## PROBLEM STATEMENT
Omit every image, and transcribe the remaining entries exactly as given.

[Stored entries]
start

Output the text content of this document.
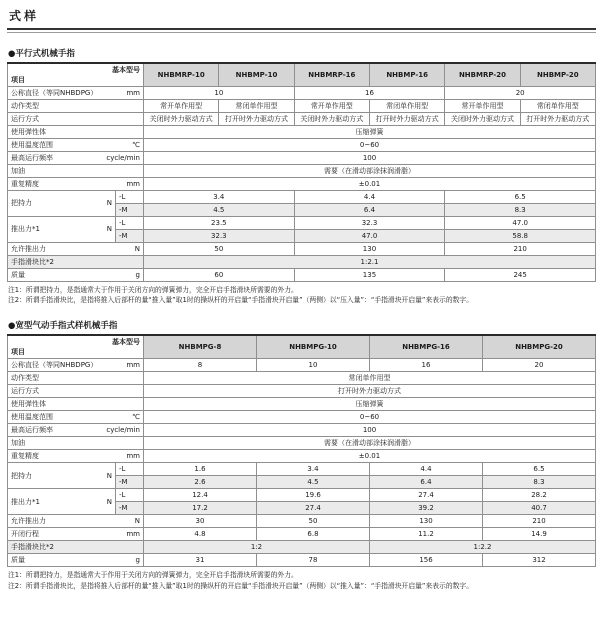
式样
●平行式机械手指
基本型号
项目		NHBMRP-10	NHBMP-10	NHBMRP-16	NHBMP-16	NHBMRP-20	NHBMP-20

公称直径（等同NHBDPG） mm		10		16		20	

动作类型		常开单作用型	常闭单作用型	常开单作用型	常闭单作用型	常开单作用型	常闭单作用型

运行方式		关闭时外力驱动方式	打开时外力驱动方式	关闭时外力驱动方式	打开时外力驱动方式	关闭时外力驱动方式	打开时外力驱动方式

使用弹性体		压缩弹簧					

使用温度范围 ℃		0~60					

最高运行频率 cycle/min		100					

加油		需要（在滑动部涂抹润滑脂）					

重复精度 mm		±0.01					

把持力 N	-L	3.4		4.4		6.5	
	-M	4.5		6.4		8.3	

推出力*1 N	-L	23.5		32.3		47.0	
	-M	32.3		47.0		58.8	

允许推出力 N		50		130		210	

手指滑块比*2		1:2.1					

质量 g		60		135		245	
注1：所谓把持力，是指通常大于作用于关闭方向的弹簧弹力，完全开启手指滑块所需要的外力。
注2：所谓手指滑块比，是指将推入后部杆的量“推入量”取1时的操纵杆的开启量“手指滑块开启量”（两侧）以“压入量”：“手指滑块开启量”来表示的数字。
●宽型气动手指式样机械手指
基本型号
项目		NHBMPG-8	NHBMPG-10	NHBMPG-16	NHBMPG-20

公称直径（等同NHBDPG） mm		8	10	16	20

动作类型		常闭单作用型			

运行方式		打开时外力驱动方式			

使用弹性体		压缩弹簧			

使用温度范围 ℃		0~60			

最高运行频率 cycle/min		100			

加油		需要（在滑动部涂抹润滑脂）			

重复精度 mm		±0.01			

把持力 N	-L	1.6	3.4	4.4	6.5
	-M	2.6	4.5	6.4	8.3

推出力*1 N	-L	12.4	19.6	27.4	28.2
	-M	17.2	27.4	39.2	40.7

允许推出力 N		30	50	130	210

开闭行程 mm		4.8	6.8	11.2	14.9

手指滑块比*2		1:2		1:2.2	

质量 g		31	78	156	312
注1：所谓把持力，是指通常大于作用于关闭方向的弹簧弹力，完全开启手指滑块所需要的外力。
注2：所谓手指滑块比，是指将推入后部杆的量“推入量”取1时的操纵杆的开启量“手指滑块开启量”（两侧）以“推入量”：“手指滑块开启量”来表示的数字。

end

## TASK RESULT
Output the text content of this document.
式样
●平行式机械手指
基本型号
项目		NHBMRP-10	NHBMP-10	NHBMRP-16	NHBMP-16	NHBMRP-20	NHBMP-20

公称直径（等同NHBDPG） mm		10		16		20	

动作类型		常开单作用型	常闭单作用型	常开单作用型	常闭单作用型	常开单作用型	常闭单作用型

运行方式		关闭时外力驱动方式	打开时外力驱动方式	关闭时外力驱动方式	打开时外力驱动方式	关闭时外力驱动方式	打开时外力驱动方式

使用弹性体		压缩弹簧					

使用温度范围 ℃		0~60					

最高运行频率 cycle/min		100					

加油		需要（在滑动部涂抹润滑脂）					

重复精度 mm		±0.01					

把持力 N	-L	3.4		4.4		6.5	
	-M	4.5		6.4		8.3	

推出力*1 N	-L	23.5		32.3		47.0	
	-M	32.3		47.0		58.8	

允许推出力 N		50		130		210	

手指滑块比*2		1:2.1					

质量 g		60		135		245	
注1：所谓把持力，是指通常大于作用于关闭方向的弹簧弹力，完全开启手指滑块所需要的外力。
注2：所谓手指滑块比，是指将推入后部杆的量“推入量”取1时的操纵杆的开启量“手指滑块开启量”（两侧）以“压入量”：“手指滑块开启量”来表示的数字。
●宽型气动手指式样机械手指
基本型号
项目		NHBMPG-8	NHBMPG-10	NHBMPG-16	NHBMPG-20

公称直径（等同NHBDPG） mm		8	10	16	20

动作类型		常闭单作用型			

运行方式		打开时外力驱动方式			

使用弹性体		压缩弹簧			

使用温度范围 ℃		0~60			

最高运行频率 cycle/min		100			

加油		需要（在滑动部涂抹润滑脂）			

重复精度 mm		±0.01			

把持力 N	-L	1.6	3.4	4.4	6.5
	-M	2.6	4.5	6.4	8.3

推出力*1 N	-L	12.4	19.6	27.4	28.2
	-M	17.2	27.4	39.2	40.7

允许推出力 N		30	50	130	210

开闭行程 mm		4.8	6.8	11.2	14.9

手指滑块比*2		1:2		1:2.2	

质量 g		31	78	156	312
注1：所谓把持力，是指通常大于作用于关闭方向的弹簧弹力，完全开启手指滑块所需要的外力。
注2：所谓手指滑块比，是指将推入后部杆的量“推入量”取1时的操纵杆的开启量“手指滑块开启量”（两侧）以“推入量”：“手指滑块开启量”来表示的数字。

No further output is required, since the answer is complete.